## Requirements
Output only the count of lines that contain "Панаевск".

## Data to process
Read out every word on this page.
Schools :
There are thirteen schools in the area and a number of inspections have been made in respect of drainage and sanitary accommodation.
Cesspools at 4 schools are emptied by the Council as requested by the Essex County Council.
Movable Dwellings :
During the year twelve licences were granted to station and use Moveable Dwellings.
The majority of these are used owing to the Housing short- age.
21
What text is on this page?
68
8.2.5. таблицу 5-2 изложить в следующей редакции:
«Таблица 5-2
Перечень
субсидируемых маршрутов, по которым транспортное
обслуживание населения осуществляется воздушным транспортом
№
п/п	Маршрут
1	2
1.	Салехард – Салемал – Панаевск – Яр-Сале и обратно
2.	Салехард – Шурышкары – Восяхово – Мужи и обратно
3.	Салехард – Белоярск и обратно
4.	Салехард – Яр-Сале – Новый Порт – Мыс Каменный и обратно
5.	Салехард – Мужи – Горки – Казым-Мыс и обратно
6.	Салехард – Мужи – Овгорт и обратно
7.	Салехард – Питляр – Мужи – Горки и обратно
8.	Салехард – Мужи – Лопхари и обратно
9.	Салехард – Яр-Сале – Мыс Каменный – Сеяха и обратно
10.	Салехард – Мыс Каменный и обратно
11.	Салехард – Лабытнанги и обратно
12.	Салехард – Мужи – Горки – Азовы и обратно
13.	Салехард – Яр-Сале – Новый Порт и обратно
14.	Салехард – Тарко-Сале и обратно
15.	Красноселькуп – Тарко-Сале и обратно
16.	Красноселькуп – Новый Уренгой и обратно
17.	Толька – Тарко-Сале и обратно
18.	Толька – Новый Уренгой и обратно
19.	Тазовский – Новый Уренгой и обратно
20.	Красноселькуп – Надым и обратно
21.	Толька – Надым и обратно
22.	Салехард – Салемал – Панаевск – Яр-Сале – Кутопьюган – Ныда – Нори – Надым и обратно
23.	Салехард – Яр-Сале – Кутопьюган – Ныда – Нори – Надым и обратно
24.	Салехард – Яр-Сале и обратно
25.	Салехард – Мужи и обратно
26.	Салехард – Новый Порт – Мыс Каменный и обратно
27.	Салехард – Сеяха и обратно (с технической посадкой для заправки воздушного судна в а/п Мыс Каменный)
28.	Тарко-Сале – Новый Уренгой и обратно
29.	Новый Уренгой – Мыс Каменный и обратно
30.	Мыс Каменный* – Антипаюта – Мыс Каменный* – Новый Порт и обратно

## Output for this exercise
2